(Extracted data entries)

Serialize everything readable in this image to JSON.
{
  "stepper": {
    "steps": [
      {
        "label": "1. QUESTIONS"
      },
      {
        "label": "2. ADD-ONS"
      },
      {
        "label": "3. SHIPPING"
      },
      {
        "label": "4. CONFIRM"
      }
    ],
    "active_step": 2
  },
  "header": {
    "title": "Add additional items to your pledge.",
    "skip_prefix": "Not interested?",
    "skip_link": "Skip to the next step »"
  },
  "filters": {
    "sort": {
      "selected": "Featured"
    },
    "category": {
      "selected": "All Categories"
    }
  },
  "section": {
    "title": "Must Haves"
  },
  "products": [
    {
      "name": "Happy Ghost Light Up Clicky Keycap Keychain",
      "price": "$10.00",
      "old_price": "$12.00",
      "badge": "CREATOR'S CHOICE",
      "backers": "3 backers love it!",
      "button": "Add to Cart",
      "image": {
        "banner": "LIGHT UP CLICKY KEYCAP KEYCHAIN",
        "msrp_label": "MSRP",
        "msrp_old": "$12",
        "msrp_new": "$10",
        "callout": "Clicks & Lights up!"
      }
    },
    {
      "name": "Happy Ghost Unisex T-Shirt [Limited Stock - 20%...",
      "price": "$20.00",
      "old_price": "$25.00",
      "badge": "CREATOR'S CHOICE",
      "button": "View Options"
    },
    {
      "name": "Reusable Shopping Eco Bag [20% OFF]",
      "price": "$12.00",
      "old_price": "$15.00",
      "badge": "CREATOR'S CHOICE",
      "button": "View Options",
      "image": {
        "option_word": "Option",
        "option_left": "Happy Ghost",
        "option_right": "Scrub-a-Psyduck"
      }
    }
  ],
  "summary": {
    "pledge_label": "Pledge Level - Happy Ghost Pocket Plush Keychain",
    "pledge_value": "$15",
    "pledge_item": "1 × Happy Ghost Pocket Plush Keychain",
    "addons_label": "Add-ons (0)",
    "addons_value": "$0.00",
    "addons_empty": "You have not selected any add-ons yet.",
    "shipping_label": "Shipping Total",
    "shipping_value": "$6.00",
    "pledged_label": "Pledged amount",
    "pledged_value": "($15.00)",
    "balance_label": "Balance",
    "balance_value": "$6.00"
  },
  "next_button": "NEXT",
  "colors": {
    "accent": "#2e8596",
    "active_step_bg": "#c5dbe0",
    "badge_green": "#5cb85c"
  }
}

Given task:
Show all lines above holding "Options".

Task output:
      "button": "View Options"
      "button": "View Options",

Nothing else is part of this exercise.